- TASK TO CARRY OUT
Pull out every line in the data that has the string "from" in it.

- EXTRACTED MATERIAL
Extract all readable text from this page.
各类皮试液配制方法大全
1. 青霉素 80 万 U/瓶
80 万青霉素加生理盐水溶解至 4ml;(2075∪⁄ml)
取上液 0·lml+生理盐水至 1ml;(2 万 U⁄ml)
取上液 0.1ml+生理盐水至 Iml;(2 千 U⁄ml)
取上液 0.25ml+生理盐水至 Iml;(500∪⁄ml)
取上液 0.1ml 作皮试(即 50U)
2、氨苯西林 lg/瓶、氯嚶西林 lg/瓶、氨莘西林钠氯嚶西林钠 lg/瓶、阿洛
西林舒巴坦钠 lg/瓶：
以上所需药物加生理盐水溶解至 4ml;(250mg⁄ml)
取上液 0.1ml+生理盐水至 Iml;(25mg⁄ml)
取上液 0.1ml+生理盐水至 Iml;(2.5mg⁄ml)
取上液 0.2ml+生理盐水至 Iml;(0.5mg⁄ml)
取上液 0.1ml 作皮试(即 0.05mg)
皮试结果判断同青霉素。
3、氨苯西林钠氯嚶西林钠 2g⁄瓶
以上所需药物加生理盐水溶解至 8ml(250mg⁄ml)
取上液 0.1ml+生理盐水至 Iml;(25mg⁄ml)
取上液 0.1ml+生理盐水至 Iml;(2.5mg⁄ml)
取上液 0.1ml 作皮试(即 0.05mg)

==

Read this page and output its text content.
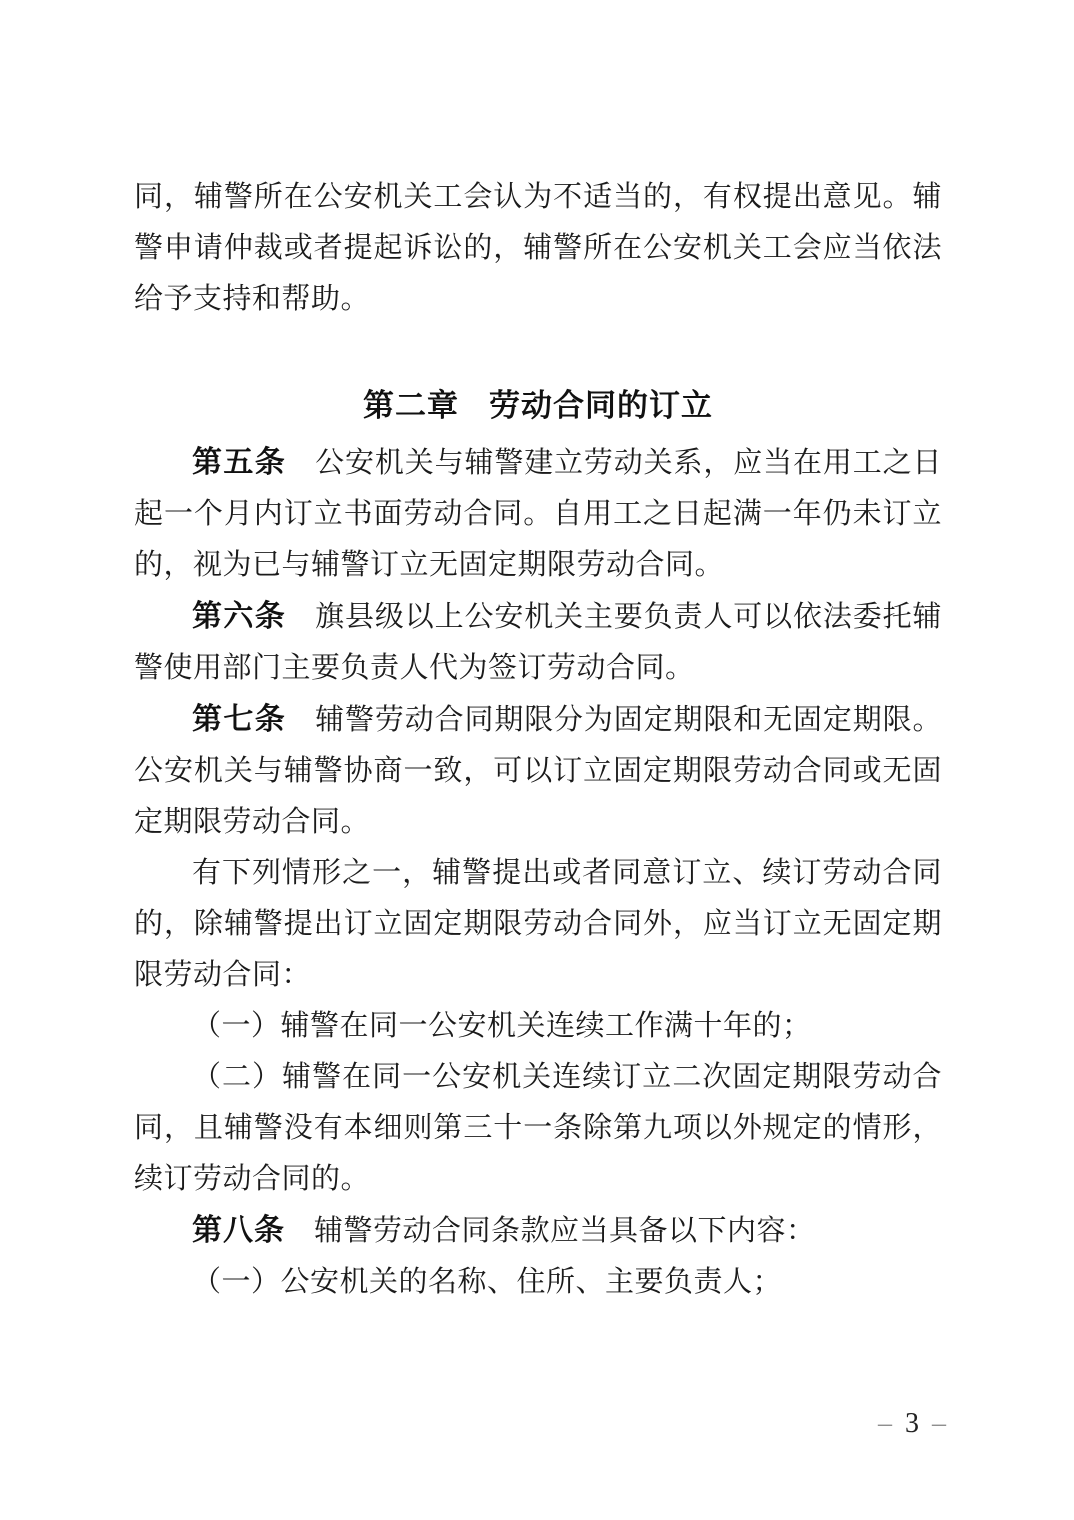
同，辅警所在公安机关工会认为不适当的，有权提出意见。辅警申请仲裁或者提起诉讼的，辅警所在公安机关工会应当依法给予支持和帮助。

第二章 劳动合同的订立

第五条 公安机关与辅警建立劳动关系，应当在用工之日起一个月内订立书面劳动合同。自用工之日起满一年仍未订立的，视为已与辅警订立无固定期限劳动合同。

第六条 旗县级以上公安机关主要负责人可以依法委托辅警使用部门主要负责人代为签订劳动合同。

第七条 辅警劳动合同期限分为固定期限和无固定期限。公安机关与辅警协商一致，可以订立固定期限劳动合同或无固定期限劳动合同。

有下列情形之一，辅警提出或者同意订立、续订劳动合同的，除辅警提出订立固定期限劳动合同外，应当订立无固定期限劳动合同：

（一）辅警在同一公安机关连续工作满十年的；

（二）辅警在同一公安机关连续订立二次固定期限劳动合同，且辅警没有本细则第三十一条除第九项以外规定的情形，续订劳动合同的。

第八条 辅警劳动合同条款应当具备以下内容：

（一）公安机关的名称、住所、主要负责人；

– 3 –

--

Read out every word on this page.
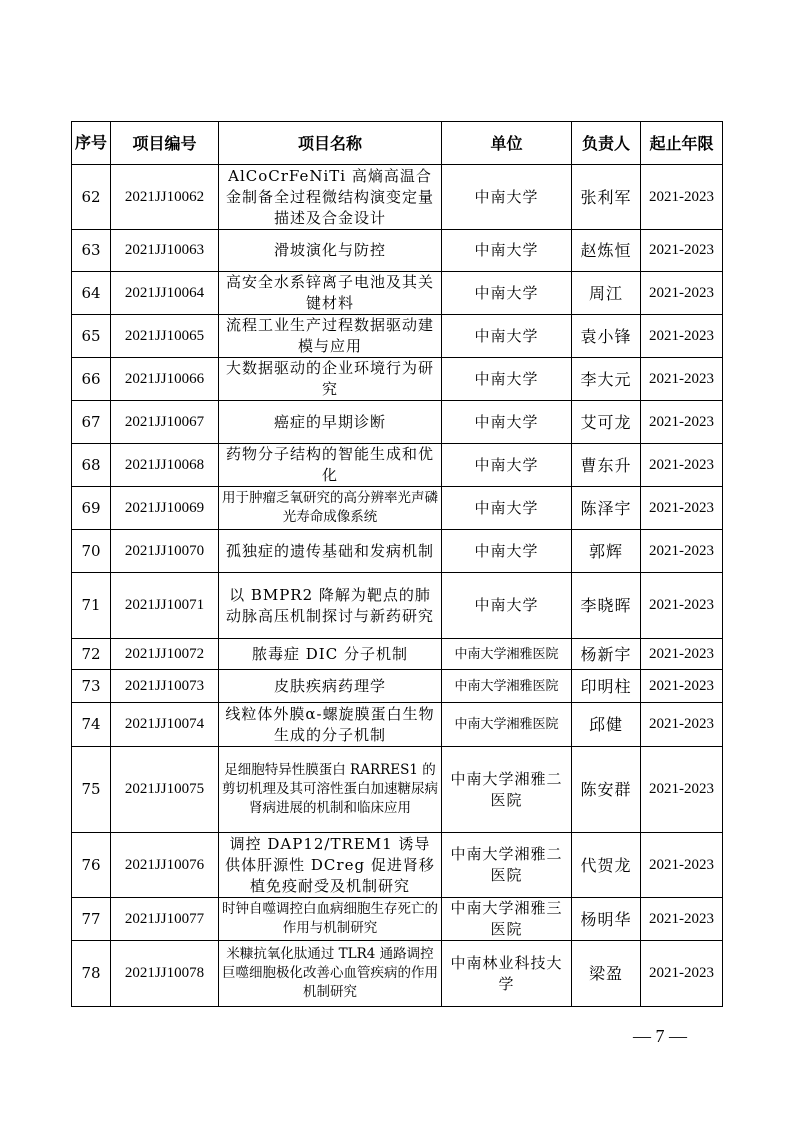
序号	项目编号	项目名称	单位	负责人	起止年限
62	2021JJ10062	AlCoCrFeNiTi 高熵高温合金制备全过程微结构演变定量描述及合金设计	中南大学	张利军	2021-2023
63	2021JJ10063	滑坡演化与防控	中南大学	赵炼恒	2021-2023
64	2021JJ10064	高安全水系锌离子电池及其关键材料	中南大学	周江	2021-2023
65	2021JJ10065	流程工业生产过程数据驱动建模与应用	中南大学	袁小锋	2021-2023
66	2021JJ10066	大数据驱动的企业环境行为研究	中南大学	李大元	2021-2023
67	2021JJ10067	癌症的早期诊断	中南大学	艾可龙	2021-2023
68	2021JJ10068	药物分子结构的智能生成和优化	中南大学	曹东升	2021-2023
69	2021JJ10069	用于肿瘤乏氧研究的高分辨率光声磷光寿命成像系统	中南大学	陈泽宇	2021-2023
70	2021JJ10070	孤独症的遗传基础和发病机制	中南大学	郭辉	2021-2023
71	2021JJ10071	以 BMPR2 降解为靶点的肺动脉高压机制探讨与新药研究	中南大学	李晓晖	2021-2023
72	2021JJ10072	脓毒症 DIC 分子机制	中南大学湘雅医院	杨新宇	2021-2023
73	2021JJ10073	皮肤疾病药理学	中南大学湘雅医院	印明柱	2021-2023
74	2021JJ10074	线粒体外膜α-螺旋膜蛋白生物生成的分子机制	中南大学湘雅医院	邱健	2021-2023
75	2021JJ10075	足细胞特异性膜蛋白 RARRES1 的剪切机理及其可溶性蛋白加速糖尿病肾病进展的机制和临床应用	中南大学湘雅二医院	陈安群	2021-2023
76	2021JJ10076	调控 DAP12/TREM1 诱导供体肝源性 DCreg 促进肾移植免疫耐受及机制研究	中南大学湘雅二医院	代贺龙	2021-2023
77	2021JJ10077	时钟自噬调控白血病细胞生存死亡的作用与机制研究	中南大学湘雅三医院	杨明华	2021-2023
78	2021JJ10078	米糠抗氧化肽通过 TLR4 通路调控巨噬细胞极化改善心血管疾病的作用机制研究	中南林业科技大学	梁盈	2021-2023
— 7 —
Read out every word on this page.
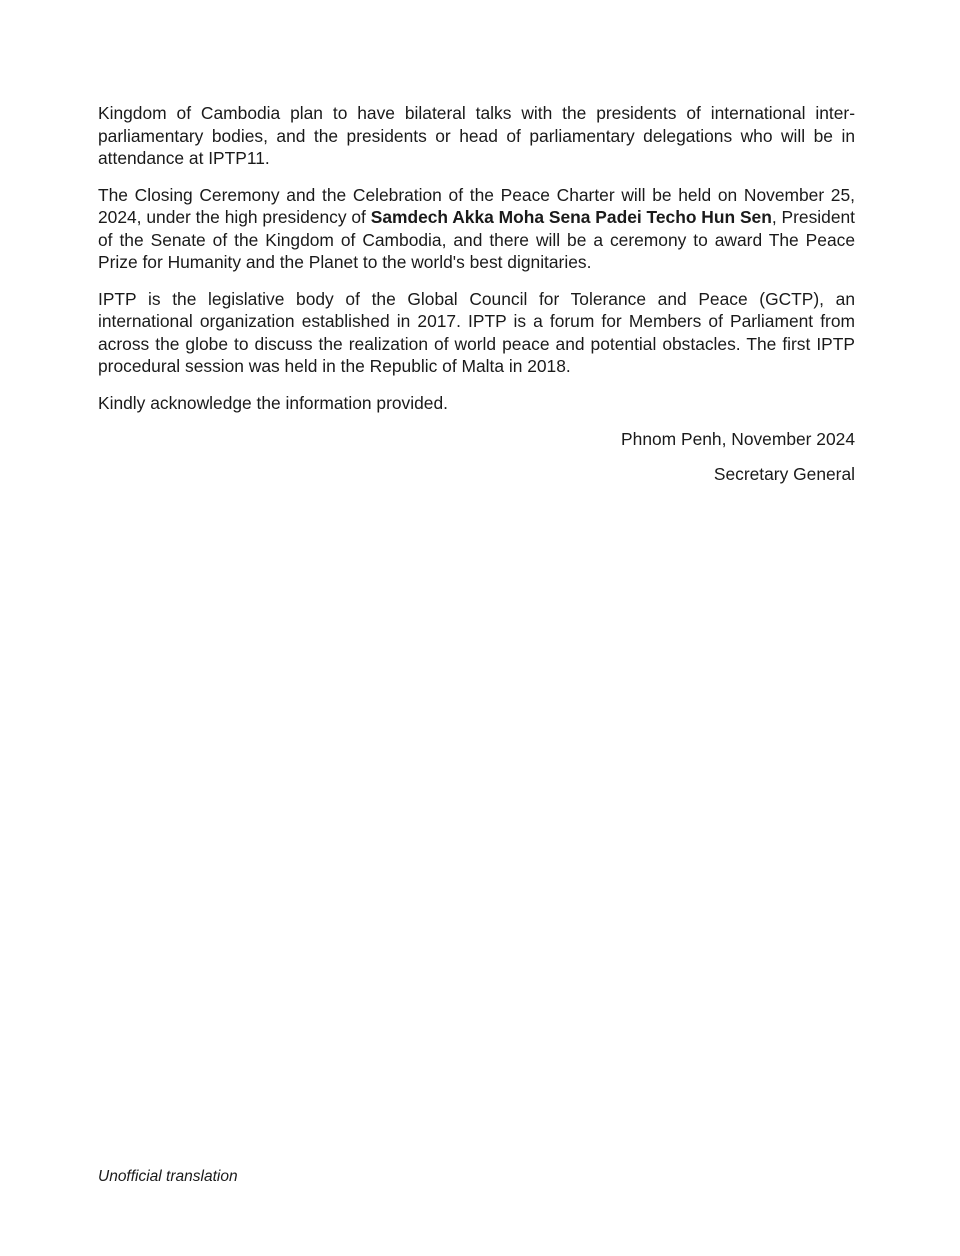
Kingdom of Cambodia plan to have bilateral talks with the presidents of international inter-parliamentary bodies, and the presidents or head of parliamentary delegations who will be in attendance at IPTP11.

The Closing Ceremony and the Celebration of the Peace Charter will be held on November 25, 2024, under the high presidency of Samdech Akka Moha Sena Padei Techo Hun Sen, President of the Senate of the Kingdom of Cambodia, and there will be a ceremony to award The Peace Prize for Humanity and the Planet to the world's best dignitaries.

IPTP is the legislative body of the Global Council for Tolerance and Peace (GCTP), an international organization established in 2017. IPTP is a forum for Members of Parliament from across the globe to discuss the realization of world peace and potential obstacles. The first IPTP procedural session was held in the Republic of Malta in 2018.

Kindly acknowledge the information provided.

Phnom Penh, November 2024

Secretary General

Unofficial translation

- EXERCISE RESULT
Extract all readable text from this page.
IPTP is the legislative body of the Global Council for Tolerance and Peace (GCTP), an international organization established in 2017. IPTP is a forum for Members of Parliament from across the globe to discuss the realization of world peace and potential obstacles. The first IPTP procedural session was held in the Republic of Malta in 2018.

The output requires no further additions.